Go through the data below and copy it exactly, skipping every picture.

** begin Data supplied **

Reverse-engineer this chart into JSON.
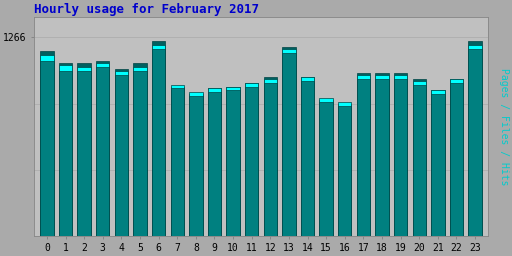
{
  "title": "Hourly usage for February 2017",
  "title_color": "#0000cc",
  "title_fontsize": 9,
  "ylabel_right": "Pages / Files / Hits",
  "background_color": "#aaaaaa",
  "plot_bg_color": "#c0c0c0",
  "hours": [
    0,
    1,
    2,
    3,
    4,
    5,
    6,
    7,
    8,
    9,
    10,
    11,
    12,
    13,
    14,
    15,
    16,
    17,
    18,
    19,
    20,
    21,
    22,
    23
  ],
  "hits": [
    93,
    87,
    87,
    88,
    84,
    87,
    98,
    75,
    71,
    74,
    75,
    77,
    80,
    95,
    80,
    68,
    66,
    82,
    82,
    82,
    79,
    73,
    79,
    98
  ],
  "files": [
    91,
    86,
    85,
    87,
    83,
    85,
    96,
    76,
    72,
    74,
    75,
    77,
    79,
    94,
    80,
    69,
    67,
    81,
    81,
    81,
    78,
    73,
    79,
    96
  ],
  "pages": [
    88,
    83,
    83,
    85,
    81,
    83,
    94,
    74,
    70,
    72,
    73,
    75,
    77,
    92,
    78,
    67,
    65,
    79,
    79,
    79,
    76,
    71,
    77,
    94
  ],
  "bar_width": 0.72,
  "hits_color": "#006060",
  "files_color": "#00ffff",
  "pages_color": "#008080",
  "ymin": 0,
  "ymax": 110,
  "ytick_val": 100,
  "ytick_label": "1266",
  "grid_color": "#aaaaaa",
  "ylabel_color": "#00cccc",
  "xtick_fontsize": 7,
  "ytick_fontsize": 7
}
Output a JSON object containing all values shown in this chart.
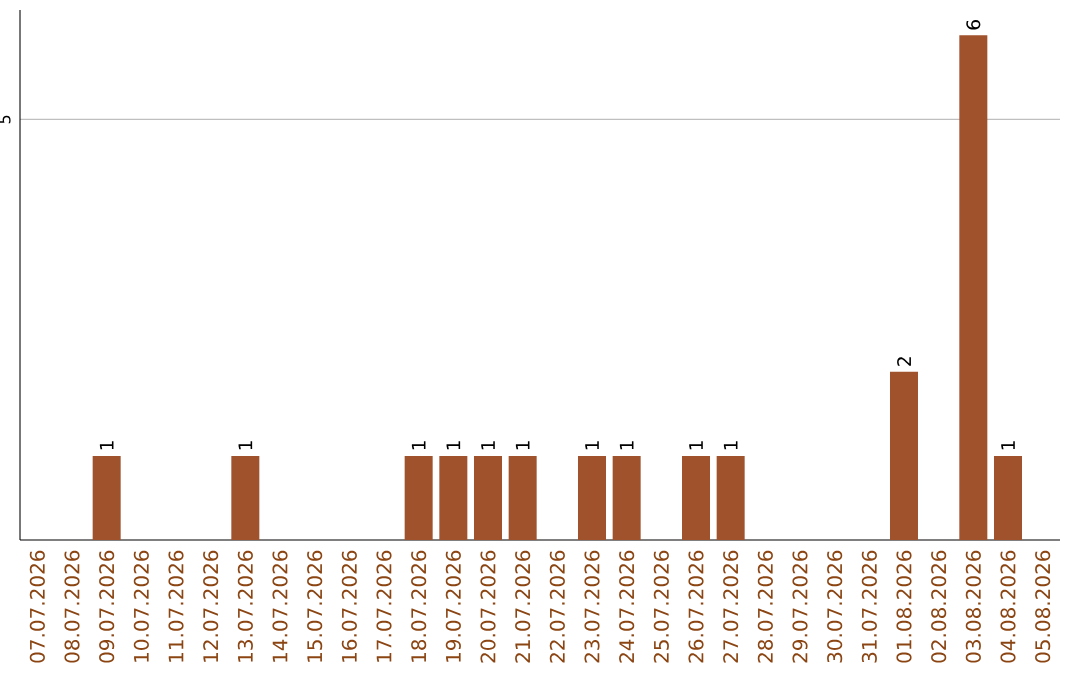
{
  "chart_data": {
    "type": "bar",
    "categories": [
      "07.07.2026",
      "08.07.2026",
      "09.07.2026",
      "10.07.2026",
      "11.07.2026",
      "12.07.2026",
      "13.07.2026",
      "14.07.2026",
      "15.07.2026",
      "16.07.2026",
      "17.07.2026",
      "18.07.2026",
      "19.07.2026",
      "20.07.2026",
      "21.07.2026",
      "22.07.2026",
      "23.07.2026",
      "24.07.2026",
      "25.07.2026",
      "26.07.2026",
      "27.07.2026",
      "28.07.2026",
      "29.07.2026",
      "30.07.2026",
      "31.07.2026",
      "01.08.2026",
      "02.08.2026",
      "03.08.2026",
      "04.08.2026",
      "05.08.2026"
    ],
    "values": [
      0,
      0,
      1,
      0,
      0,
      0,
      1,
      0,
      0,
      0,
      0,
      1,
      1,
      1,
      1,
      0,
      1,
      1,
      0,
      1,
      1,
      0,
      0,
      0,
      0,
      2,
      0,
      6,
      1,
      0
    ],
    "color": "#a0522d",
    "ylim": [
      0,
      6.3
    ],
    "yticks": [
      5
    ],
    "value_labels": [
      null,
      null,
      "1",
      null,
      null,
      null,
      "1",
      null,
      null,
      null,
      null,
      "1",
      "1",
      "1",
      "1",
      null,
      "1",
      "1",
      null,
      "1",
      "1",
      null,
      null,
      null,
      null,
      "2",
      null,
      "6",
      "1",
      null
    ],
    "grid": "y"
  }
}
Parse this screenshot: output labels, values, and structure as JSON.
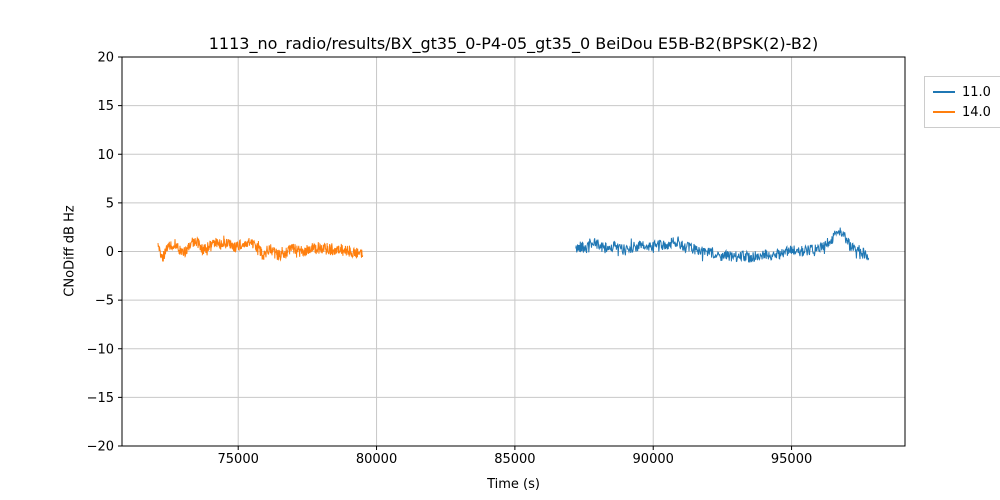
{
  "figure": {
    "title": "1113_no_radio/results/BX_gt35_0-P4-05_gt35_0 BeiDou E5B-B2(BPSK(2)-B2)",
    "xlabel": "Time (s)",
    "ylabel": "CNoDiff dB Hz"
  },
  "legend": {
    "items": [
      {
        "label": "11.0",
        "color": "#1f77b4"
      },
      {
        "label": "14.0",
        "color": "#ff7f0e"
      }
    ]
  },
  "chart_data": {
    "type": "line",
    "title": "1113_no_radio/results/BX_gt35_0-P4-05_gt35_0 BeiDou E5B-B2(BPSK(2)-B2)",
    "xlabel": "Time (s)",
    "ylabel": "CNoDiff dB Hz",
    "xlim": [
      70800,
      99100
    ],
    "ylim": [
      -20,
      20
    ],
    "x_ticks": [
      75000,
      80000,
      85000,
      90000,
      95000
    ],
    "y_ticks": [
      -20,
      -15,
      -10,
      -5,
      0,
      5,
      10,
      15,
      20
    ],
    "grid": true,
    "grid_color": "#c8c8c8",
    "frame_color": "#000000",
    "legend_position": "outside-top-right",
    "series": [
      {
        "name": "11.0",
        "color": "#1f77b4",
        "x_start": 87200,
        "x_end": 97800,
        "noise_amplitude": 0.55,
        "anchors": [
          [
            87200,
            0.2
          ],
          [
            87400,
            0.6
          ],
          [
            87600,
            0.3
          ],
          [
            87800,
            0.9
          ],
          [
            88000,
            0.7
          ],
          [
            88300,
            0.3
          ],
          [
            88600,
            0.6
          ],
          [
            88900,
            0.2
          ],
          [
            89200,
            0.4
          ],
          [
            89500,
            0.6
          ],
          [
            89800,
            0.4
          ],
          [
            90100,
            0.7
          ],
          [
            90400,
            0.6
          ],
          [
            90700,
            0.9
          ],
          [
            90900,
            1.1
          ],
          [
            91100,
            0.5
          ],
          [
            91400,
            0.3
          ],
          [
            91700,
            0.1
          ],
          [
            92000,
            -0.1
          ],
          [
            92300,
            -0.5
          ],
          [
            92600,
            -0.4
          ],
          [
            92900,
            -0.6
          ],
          [
            93200,
            -0.4
          ],
          [
            93500,
            -0.6
          ],
          [
            93800,
            -0.4
          ],
          [
            94100,
            -0.3
          ],
          [
            94400,
            -0.4
          ],
          [
            94700,
            -0.1
          ],
          [
            95000,
            0.1
          ],
          [
            95300,
            0.0
          ],
          [
            95600,
            0.1
          ],
          [
            95900,
            0.2
          ],
          [
            96200,
            0.6
          ],
          [
            96500,
            1.4
          ],
          [
            96700,
            2.3
          ],
          [
            96900,
            1.6
          ],
          [
            97100,
            0.6
          ],
          [
            97400,
            0.2
          ],
          [
            97600,
            -0.2
          ],
          [
            97800,
            -0.6
          ]
        ]
      },
      {
        "name": "14.0",
        "color": "#ff7f0e",
        "x_start": 72100,
        "x_end": 79500,
        "noise_amplitude": 0.55,
        "anchors": [
          [
            72100,
            0.9
          ],
          [
            72250,
            -0.6
          ],
          [
            72450,
            0.4
          ],
          [
            72700,
            0.9
          ],
          [
            72900,
            0.1
          ],
          [
            73100,
            0.0
          ],
          [
            73300,
            0.9
          ],
          [
            73500,
            1.1
          ],
          [
            73700,
            0.2
          ],
          [
            73900,
            0.4
          ],
          [
            74150,
            1.0
          ],
          [
            74400,
            0.6
          ],
          [
            74650,
            0.9
          ],
          [
            74900,
            0.4
          ],
          [
            75150,
            0.8
          ],
          [
            75400,
            0.9
          ],
          [
            75650,
            0.5
          ],
          [
            75900,
            -0.4
          ],
          [
            76150,
            0.3
          ],
          [
            76400,
            -0.3
          ],
          [
            76650,
            -0.4
          ],
          [
            76900,
            0.3
          ],
          [
            77150,
            0.2
          ],
          [
            77400,
            0.0
          ],
          [
            77650,
            0.4
          ],
          [
            77900,
            0.2
          ],
          [
            78150,
            0.4
          ],
          [
            78400,
            0.1
          ],
          [
            78650,
            0.3
          ],
          [
            78900,
            0.1
          ],
          [
            79150,
            -0.1
          ],
          [
            79500,
            -0.3
          ]
        ]
      }
    ]
  }
}
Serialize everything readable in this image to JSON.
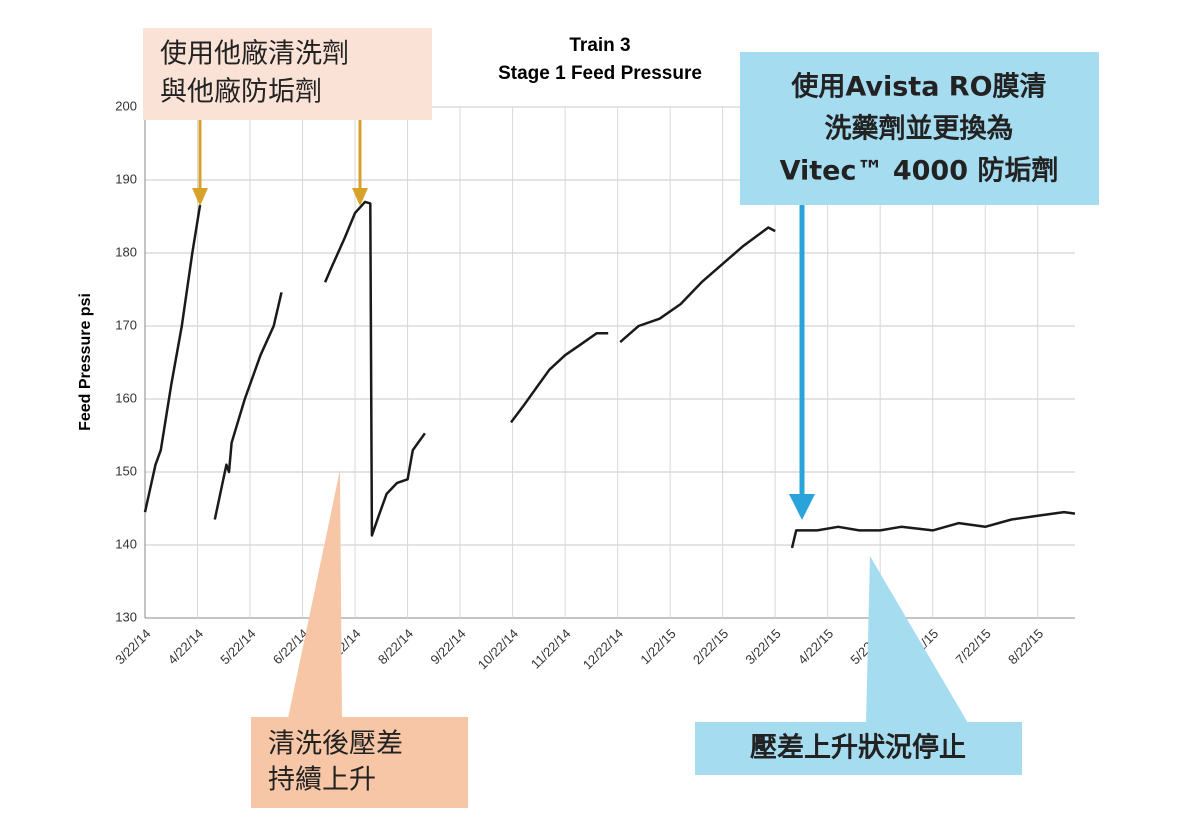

** end Data supplied **

_Task solution_:
Reverse-engineer this chart into JSON.
{
  "title": "Hourly usage for February 2017",
  "title_color": "#0000cc",
  "title_fontsize": 9,
  "ylabel_right": "Pages / Files / Hits",
  "background_color": "#aaaaaa",
  "plot_bg_color": "#c0c0c0",
  "hours": [
    0,
    1,
    2,
    3,
    4,
    5,
    6,
    7,
    8,
    9,
    10,
    11,
    12,
    13,
    14,
    15,
    16,
    17,
    18,
    19,
    20,
    21,
    22,
    23
  ],
  "hits": [
    93,
    87,
    87,
    88,
    84,
    87,
    98,
    75,
    71,
    74,
    75,
    77,
    80,
    95,
    80,
    68,
    66,
    82,
    82,
    82,
    79,
    73,
    79,
    98
  ],
  "files": [
    91,
    86,
    85,
    87,
    83,
    85,
    96,
    76,
    72,
    74,
    75,
    77,
    79,
    94,
    80,
    69,
    67,
    81,
    81,
    81,
    78,
    73,
    79,
    96
  ],
  "pages": [
    88,
    83,
    83,
    85,
    81,
    83,
    94,
    74,
    70,
    72,
    73,
    75,
    77,
    92,
    78,
    67,
    65,
    79,
    79,
    79,
    76,
    71,
    77,
    94
  ],
  "bar_width": 0.72,
  "hits_color": "#006060",
  "files_color": "#00ffff",
  "pages_color": "#008080",
  "ymin": 0,
  "ymax": 110,
  "ytick_val": 100,
  "ytick_label": "1266",
  "grid_color": "#aaaaaa",
  "ylabel_color": "#00cccc",
  "xtick_fontsize": 7,
  "ytick_fontsize": 7
}
Output a JSON object containing all values shown in this chart.
{
  "chart_data": {
    "type": "bar",
    "categories": [
      "07.07.2026",
      "08.07.2026",
      "09.07.2026",
      "10.07.2026",
      "11.07.2026",
      "12.07.2026",
      "13.07.2026",
      "14.07.2026",
      "15.07.2026",
      "16.07.2026",
      "17.07.2026",
      "18.07.2026",
      "19.07.2026",
      "20.07.2026",
      "21.07.2026",
      "22.07.2026",
      "23.07.2026",
      "24.07.2026",
      "25.07.2026",
      "26.07.2026",
      "27.07.2026",
      "28.07.2026",
      "29.07.2026",
      "30.07.2026",
      "31.07.2026",
      "01.08.2026",
      "02.08.2026",
      "03.08.2026",
      "04.08.2026",
      "05.08.2026"
    ],
    "values": [
      0,
      0,
      1,
      0,
      0,
      0,
      1,
      0,
      0,
      0,
      0,
      1,
      1,
      1,
      1,
      0,
      1,
      1,
      0,
      1,
      1,
      0,
      0,
      0,
      0,
      2,
      0,
      6,
      1,
      0
    ],
    "color": "#a0522d",
    "ylim": [
      0,
      6.3
    ],
    "yticks": [
      5
    ],
    "value_labels": [
      null,
      null,
      "1",
      null,
      null,
      null,
      "1",
      null,
      null,
      null,
      null,
      "1",
      "1",
      "1",
      "1",
      null,
      "1",
      "1",
      null,
      "1",
      "1",
      null,
      null,
      null,
      null,
      "2",
      null,
      "6",
      "1",
      null
    ],
    "grid": "y"
  }
}
Parse this screenshot: output labels, values, and structure as JSON.
{
  "figure": {
    "title": "1113_no_radio/results/BX_gt35_0-P4-05_gt35_0 BeiDou E5B-B2(BPSK(2)-B2)",
    "xlabel": "Time (s)",
    "ylabel": "CNoDiff dB Hz"
  },
  "legend": {
    "items": [
      {
        "label": "11.0",
        "color": "#1f77b4"
      },
      {
        "label": "14.0",
        "color": "#ff7f0e"
      }
    ]
  },
  "chart_data": {
    "type": "line",
    "title": "1113_no_radio/results/BX_gt35_0-P4-05_gt35_0 BeiDou E5B-B2(BPSK(2)-B2)",
    "xlabel": "Time (s)",
    "ylabel": "CNoDiff dB Hz",
    "xlim": [
      70800,
      99100
    ],
    "ylim": [
      -20,
      20
    ],
    "x_ticks": [
      75000,
      80000,
      85000,
      90000,
      95000
    ],
    "y_ticks": [
      -20,
      -15,
      -10,
      -5,
      0,
      5,
      10,
      15,
      20
    ],
    "grid": true,
    "grid_color": "#c8c8c8",
    "frame_color": "#000000",
    "legend_position": "outside-top-right",
    "series": [
      {
        "name": "11.0",
        "color": "#1f77b4",
        "x_start": 87200,
        "x_end": 97800,
        "noise_amplitude": 0.55,
        "anchors": [
          [
            87200,
            0.2
          ],
          [
            87400,
            0.6
          ],
          [
            87600,
            0.3
          ],
          [
            87800,
            0.9
          ],
          [
            88000,
            0.7
          ],
          [
            88300,
            0.3
          ],
          [
            88600,
            0.6
          ],
          [
            88900,
            0.2
          ],
          [
            89200,
            0.4
          ],
          [
            89500,
            0.6
          ],
          [
            89800,
            0.4
          ],
          [
            90100,
            0.7
          ],
          [
            90400,
            0.6
          ],
          [
            90700,
            0.9
          ],
          [
            90900,
            1.1
          ],
          [
            91100,
            0.5
          ],
          [
            91400,
            0.3
          ],
          [
            91700,
            0.1
          ],
          [
            92000,
            -0.1
          ],
          [
            92300,
            -0.5
          ],
          [
            92600,
            -0.4
          ],
          [
            92900,
            -0.6
          ],
          [
            93200,
            -0.4
          ],
          [
            93500,
            -0.6
          ],
          [
            93800,
            -0.4
          ],
          [
            94100,
            -0.3
          ],
          [
            94400,
            -0.4
          ],
          [
            94700,
            -0.1
          ],
          [
            95000,
            0.1
          ],
          [
            95300,
            0.0
          ],
          [
            95600,
            0.1
          ],
          [
            95900,
            0.2
          ],
          [
            96200,
            0.6
          ],
          [
            96500,
            1.4
          ],
          [
            96700,
            2.3
          ],
          [
            96900,
            1.6
          ],
          [
            97100,
            0.6
          ],
          [
            97400,
            0.2
          ],
          [
            97600,
            -0.2
          ],
          [
            97800,
            -0.6
          ]
        ]
      },
      {
        "name": "14.0",
        "color": "#ff7f0e",
        "x_start": 72100,
        "x_end": 79500,
        "noise_amplitude": 0.55,
        "anchors": [
          [
            72100,
            0.9
          ],
          [
            72250,
            -0.6
          ],
          [
            72450,
            0.4
          ],
          [
            72700,
            0.9
          ],
          [
            72900,
            0.1
          ],
          [
            73100,
            0.0
          ],
          [
            73300,
            0.9
          ],
          [
            73500,
            1.1
          ],
          [
            73700,
            0.2
          ],
          [
            73900,
            0.4
          ],
          [
            74150,
            1.0
          ],
          [
            74400,
            0.6
          ],
          [
            74650,
            0.9
          ],
          [
            74900,
            0.4
          ],
          [
            75150,
            0.8
          ],
          [
            75400,
            0.9
          ],
          [
            75650,
            0.5
          ],
          [
            75900,
            -0.4
          ],
          [
            76150,
            0.3
          ],
          [
            76400,
            -0.3
          ],
          [
            76650,
            -0.4
          ],
          [
            76900,
            0.3
          ],
          [
            77150,
            0.2
          ],
          [
            77400,
            0.0
          ],
          [
            77650,
            0.4
          ],
          [
            77900,
            0.2
          ],
          [
            78150,
            0.4
          ],
          [
            78400,
            0.1
          ],
          [
            78650,
            0.3
          ],
          [
            78900,
            0.1
          ],
          [
            79150,
            -0.1
          ],
          [
            79500,
            -0.3
          ]
        ]
      }
    ]
  }
}
Serialize everything readable in this image to JSON.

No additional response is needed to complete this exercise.